● WHAT IS NEEDED: Return the records that follow unaltered. Omit every picture.

● DATASET ROWS:
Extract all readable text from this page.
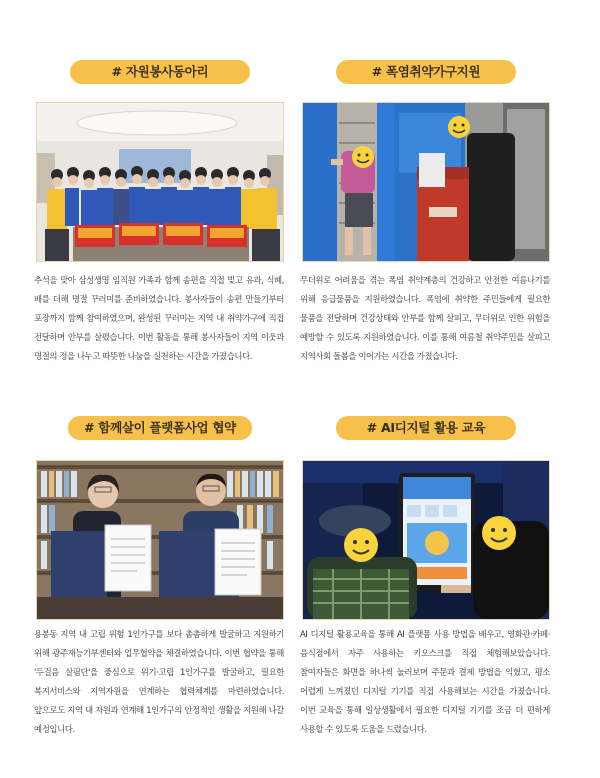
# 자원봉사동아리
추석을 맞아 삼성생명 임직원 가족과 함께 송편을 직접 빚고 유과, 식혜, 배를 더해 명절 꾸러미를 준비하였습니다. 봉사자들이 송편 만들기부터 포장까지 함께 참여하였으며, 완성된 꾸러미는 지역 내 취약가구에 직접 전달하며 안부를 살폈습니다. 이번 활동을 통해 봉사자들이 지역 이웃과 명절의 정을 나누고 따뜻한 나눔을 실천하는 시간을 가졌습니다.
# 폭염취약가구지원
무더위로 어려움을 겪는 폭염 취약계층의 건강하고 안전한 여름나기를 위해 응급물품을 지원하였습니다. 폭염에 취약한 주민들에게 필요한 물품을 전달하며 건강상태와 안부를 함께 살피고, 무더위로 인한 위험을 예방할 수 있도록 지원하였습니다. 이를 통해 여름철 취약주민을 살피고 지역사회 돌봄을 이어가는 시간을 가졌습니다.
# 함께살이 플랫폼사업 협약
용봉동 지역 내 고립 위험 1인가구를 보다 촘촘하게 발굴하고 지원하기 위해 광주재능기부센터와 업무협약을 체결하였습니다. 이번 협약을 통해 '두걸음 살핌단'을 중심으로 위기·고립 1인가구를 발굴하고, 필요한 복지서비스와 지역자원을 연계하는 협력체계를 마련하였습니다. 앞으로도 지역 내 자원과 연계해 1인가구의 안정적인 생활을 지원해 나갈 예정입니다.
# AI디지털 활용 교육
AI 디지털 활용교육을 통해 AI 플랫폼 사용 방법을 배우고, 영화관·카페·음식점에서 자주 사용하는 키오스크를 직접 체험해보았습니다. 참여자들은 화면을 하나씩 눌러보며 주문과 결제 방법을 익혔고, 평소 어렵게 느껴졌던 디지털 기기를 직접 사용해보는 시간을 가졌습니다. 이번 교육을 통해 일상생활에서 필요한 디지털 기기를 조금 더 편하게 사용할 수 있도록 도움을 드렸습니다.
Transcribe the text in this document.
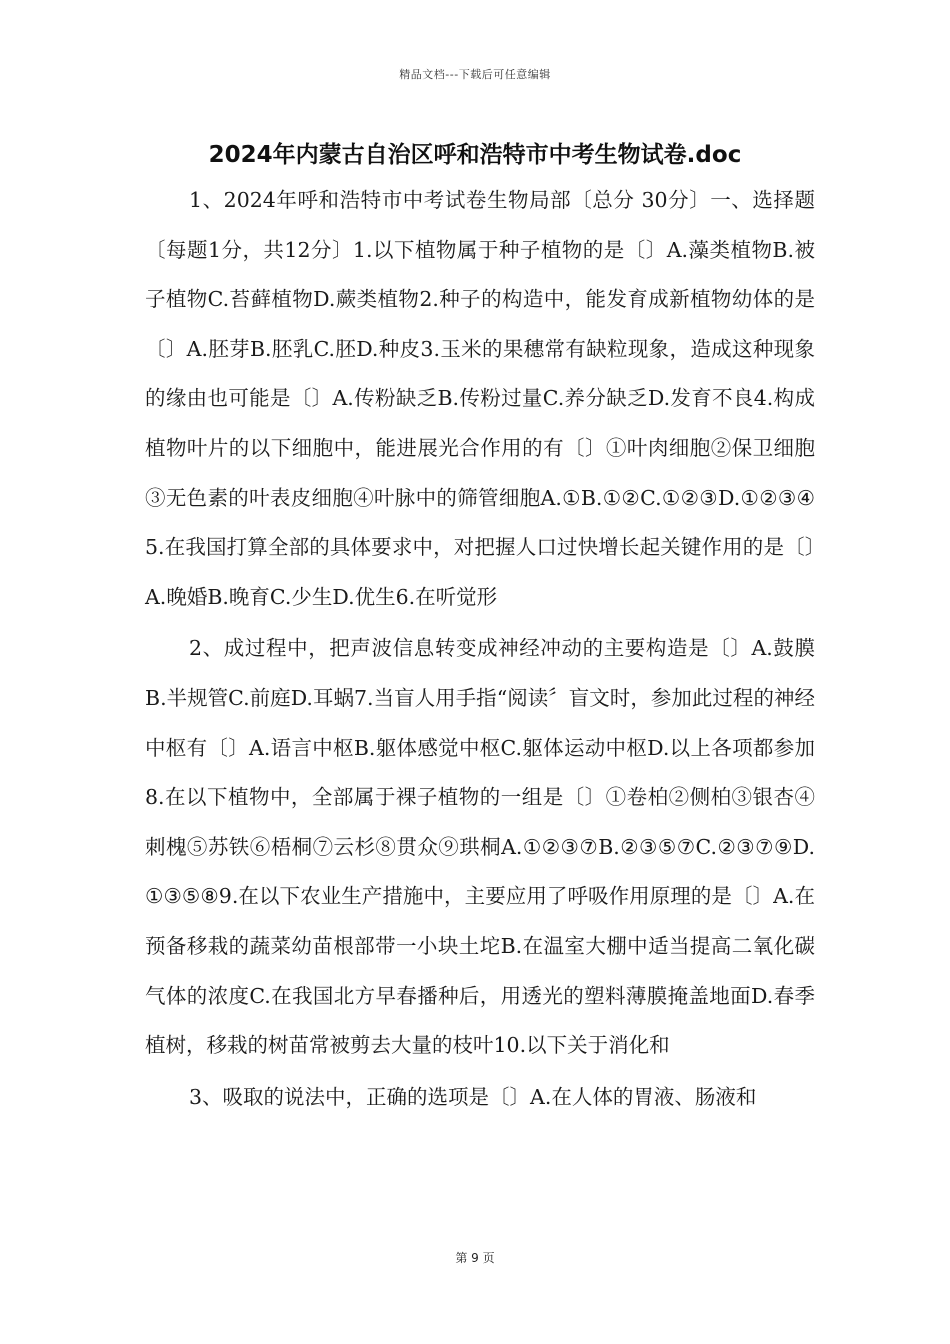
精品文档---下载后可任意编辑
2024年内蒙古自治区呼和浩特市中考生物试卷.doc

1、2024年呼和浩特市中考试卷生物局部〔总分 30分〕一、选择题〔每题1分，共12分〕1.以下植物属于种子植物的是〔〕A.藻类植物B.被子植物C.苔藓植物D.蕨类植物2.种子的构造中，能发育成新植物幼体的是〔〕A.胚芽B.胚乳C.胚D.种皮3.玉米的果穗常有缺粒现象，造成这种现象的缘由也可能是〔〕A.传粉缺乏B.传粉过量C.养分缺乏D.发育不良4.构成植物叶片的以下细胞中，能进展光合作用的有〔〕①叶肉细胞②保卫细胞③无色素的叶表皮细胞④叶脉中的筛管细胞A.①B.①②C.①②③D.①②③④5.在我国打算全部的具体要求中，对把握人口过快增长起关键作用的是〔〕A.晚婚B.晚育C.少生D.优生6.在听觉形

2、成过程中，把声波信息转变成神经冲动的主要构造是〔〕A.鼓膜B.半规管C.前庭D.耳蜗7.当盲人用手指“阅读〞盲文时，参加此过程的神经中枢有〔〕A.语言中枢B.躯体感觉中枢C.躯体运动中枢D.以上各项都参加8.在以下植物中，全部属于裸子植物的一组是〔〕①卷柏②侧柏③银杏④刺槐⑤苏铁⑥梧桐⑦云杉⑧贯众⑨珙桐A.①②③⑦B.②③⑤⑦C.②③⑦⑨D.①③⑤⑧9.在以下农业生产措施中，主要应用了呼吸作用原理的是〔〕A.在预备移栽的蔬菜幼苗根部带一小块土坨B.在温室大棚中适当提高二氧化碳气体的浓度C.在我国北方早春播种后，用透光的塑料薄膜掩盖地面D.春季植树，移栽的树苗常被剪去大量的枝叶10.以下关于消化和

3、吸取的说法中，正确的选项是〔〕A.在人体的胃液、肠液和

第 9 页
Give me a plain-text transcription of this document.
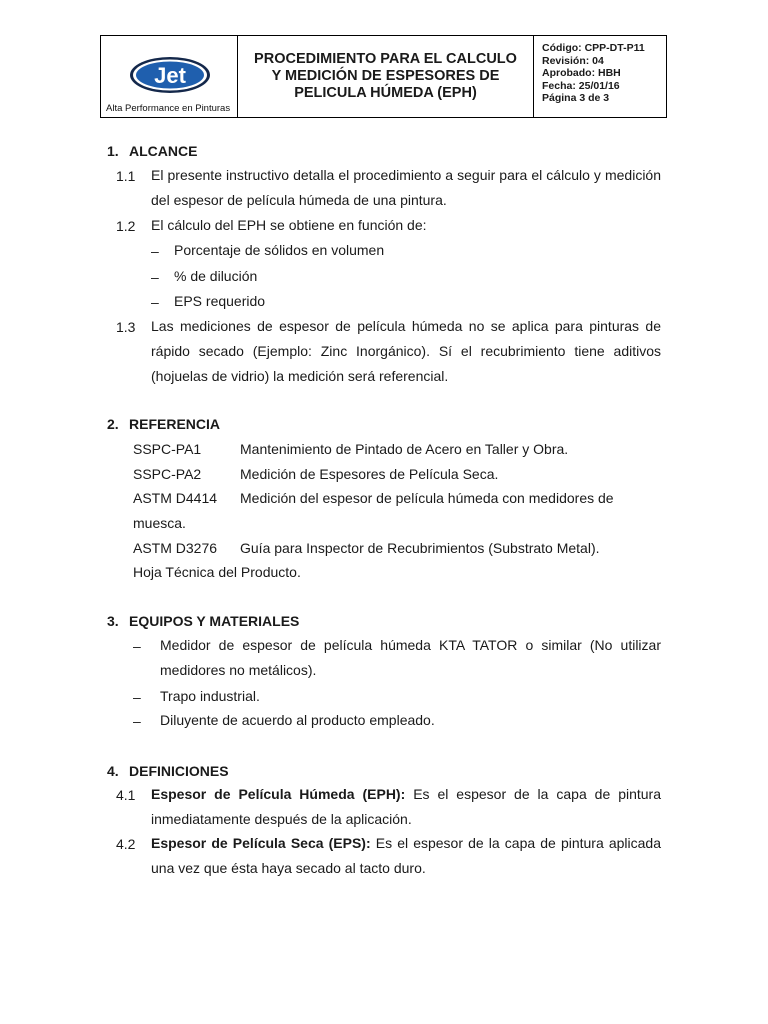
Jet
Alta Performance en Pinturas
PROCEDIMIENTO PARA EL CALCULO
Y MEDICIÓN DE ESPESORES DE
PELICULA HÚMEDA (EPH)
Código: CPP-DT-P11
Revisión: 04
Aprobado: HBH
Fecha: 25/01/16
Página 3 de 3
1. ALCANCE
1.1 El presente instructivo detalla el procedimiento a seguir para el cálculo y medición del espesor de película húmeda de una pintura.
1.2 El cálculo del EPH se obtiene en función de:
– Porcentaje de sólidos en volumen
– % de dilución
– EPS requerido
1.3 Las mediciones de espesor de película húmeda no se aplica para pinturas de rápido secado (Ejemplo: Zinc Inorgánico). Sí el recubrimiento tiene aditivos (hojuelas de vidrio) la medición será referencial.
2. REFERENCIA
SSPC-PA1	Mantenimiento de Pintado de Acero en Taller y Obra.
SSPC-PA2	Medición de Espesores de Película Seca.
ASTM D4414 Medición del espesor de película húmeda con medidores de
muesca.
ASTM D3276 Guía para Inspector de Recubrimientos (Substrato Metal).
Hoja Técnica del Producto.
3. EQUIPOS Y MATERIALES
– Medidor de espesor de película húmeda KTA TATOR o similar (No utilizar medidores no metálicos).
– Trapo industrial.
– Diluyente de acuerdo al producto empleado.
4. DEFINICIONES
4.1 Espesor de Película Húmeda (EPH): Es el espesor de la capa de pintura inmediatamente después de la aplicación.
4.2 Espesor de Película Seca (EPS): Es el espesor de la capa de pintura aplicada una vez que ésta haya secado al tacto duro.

● WRITTEN ANSWER:
Extract all readable text from this page.
# 자원봉사동아리
추석을 맞아 삼성생명 임직원 가족과 함께 송편을 직접 빚고 유과, 식혜, 배를 더해 명절 꾸러미를 준비하였습니다. 봉사자들이 송편 만들기부터 포장까지 함께 참여하였으며, 완성된 꾸러미는 지역 내 취약가구에 직접 전달하며 안부를 살폈습니다. 이번 활동을 통해 봉사자들이 지역 이웃과 명절의 정을 나누고 따뜻한 나눔을 실천하는 시간을 가졌습니다.
# 폭염취약가구지원
무더위로 어려움을 겪는 폭염 취약계층의 건강하고 안전한 여름나기를 위해 응급물품을 지원하였습니다. 폭염에 취약한 주민들에게 필요한 물품을 전달하며 건강상태와 안부를 함께 살피고, 무더위로 인한 위험을 예방할 수 있도록 지원하였습니다. 이를 통해 여름철 취약주민을 살피고 지역사회 돌봄을 이어가는 시간을 가졌습니다.
# 함께살이 플랫폼사업 협약
용봉동 지역 내 고립 위험 1인가구를 보다 촘촘하게 발굴하고 지원하기 위해 광주재능기부센터와 업무협약을 체결하였습니다. 이번 협약을 통해 '두걸음 살핌단'을 중심으로 위기·고립 1인가구를 발굴하고, 필요한 복지서비스와 지역자원을 연계하는 협력체계를 마련하였습니다. 앞으로도 지역 내 자원과 연계해 1인가구의 안정적인 생활을 지원해 나갈 예정입니다.
# AI디지털 활용 교육
AI 디지털 활용교육을 통해 AI 플랫폼 사용 방법을 배우고, 영화관·카페·음식점에서 자주 사용하는 키오스크를 직접 체험해보았습니다. 참여자들은 화면을 하나씩 눌러보며 주문과 결제 방법을 익혔고, 평소 어렵게 느껴졌던 디지털 기기를 직접 사용해보는 시간을 가졌습니다. 이번 교육을 통해 일상생활에서 필요한 디지털 기기를 조금 더 편하게 사용할 수 있도록 도움을 드렸습니다.
Transcribe the text in this document.
精品文档---下载后可任意编辑
2024年内蒙古自治区呼和浩特市中考生物试卷.doc

1、2024年呼和浩特市中考试卷生物局部〔总分 30分〕一、选择题〔每题1分，共12分〕1.以下植物属于种子植物的是〔〕A.藻类植物B.被子植物C.苔藓植物D.蕨类植物2.种子的构造中，能发育成新植物幼体的是〔〕A.胚芽B.胚乳C.胚D.种皮3.玉米的果穗常有缺粒现象，造成这种现象的缘由也可能是〔〕A.传粉缺乏B.传粉过量C.养分缺乏D.发育不良4.构成植物叶片的以下细胞中，能进展光合作用的有〔〕①叶肉细胞②保卫细胞③无色素的叶表皮细胞④叶脉中的筛管细胞A.①B.①②C.①②③D.①②③④5.在我国打算全部的具体要求中，对把握人口过快增长起关键作用的是〔〕A.晚婚B.晚育C.少生D.优生6.在听觉形

2、成过程中，把声波信息转变成神经冲动的主要构造是〔〕A.鼓膜B.半规管C.前庭D.耳蜗7.当盲人用手指“阅读〞盲文时，参加此过程的神经中枢有〔〕A.语言中枢B.躯体感觉中枢C.躯体运动中枢D.以上各项都参加8.在以下植物中，全部属于裸子植物的一组是〔〕①卷柏②侧柏③银杏④刺槐⑤苏铁⑥梧桐⑦云杉⑧贯众⑨珙桐A.①②③⑦B.②③⑤⑦C.②③⑦⑨D.①③⑤⑧9.在以下农业生产措施中，主要应用了呼吸作用原理的是〔〕A.在预备移栽的蔬菜幼苗根部带一小块土坨B.在温室大棚中适当提高二氧化碳气体的浓度C.在我国北方早春播种后，用透光的塑料薄膜掩盖地面D.春季植树，移栽的树苗常被剪去大量的枝叶10.以下关于消化和

3、吸取的说法中，正确的选项是〔〕A.在人体的胃液、肠液和

第 9 页
Give me a plain-text transcription of this document.
Jet
Alta Performance en Pinturas
PROCEDIMIENTO PARA EL CALCULO
Y MEDICIÓN DE ESPESORES DE
PELICULA HÚMEDA (EPH)
Código: CPP-DT-P11
Revisión: 04
Aprobado: HBH
Fecha: 25/01/16
Página 3 de 3
1. ALCANCE
1.1 El presente instructivo detalla el procedimiento a seguir para el cálculo y medición del espesor de película húmeda de una pintura.
1.2 El cálculo del EPH se obtiene en función de:
– Porcentaje de sólidos en volumen
– % de dilución
– EPS requerido
1.3 Las mediciones de espesor de película húmeda no se aplica para pinturas de rápido secado (Ejemplo: Zinc Inorgánico). Sí el recubrimiento tiene aditivos (hojuelas de vidrio) la medición será referencial.
2. REFERENCIA
SSPC-PA1	Mantenimiento de Pintado de Acero en Taller y Obra.
SSPC-PA2	Medición de Espesores de Película Seca.
ASTM D4414 Medición del espesor de película húmeda con medidores de
muesca.
ASTM D3276 Guía para Inspector de Recubrimientos (Substrato Metal).
Hoja Técnica del Producto.
3. EQUIPOS Y MATERIALES
– Medidor de espesor de película húmeda KTA TATOR o similar (No utilizar medidores no metálicos).
– Trapo industrial.
– Diluyente de acuerdo al producto empleado.
4. DEFINICIONES
4.1 Espesor de Película Húmeda (EPH): Es el espesor de la capa de pintura inmediatamente después de la aplicación.
4.2 Espesor de Película Seca (EPS): Es el espesor de la capa de pintura aplicada una vez que ésta haya secado al tacto duro.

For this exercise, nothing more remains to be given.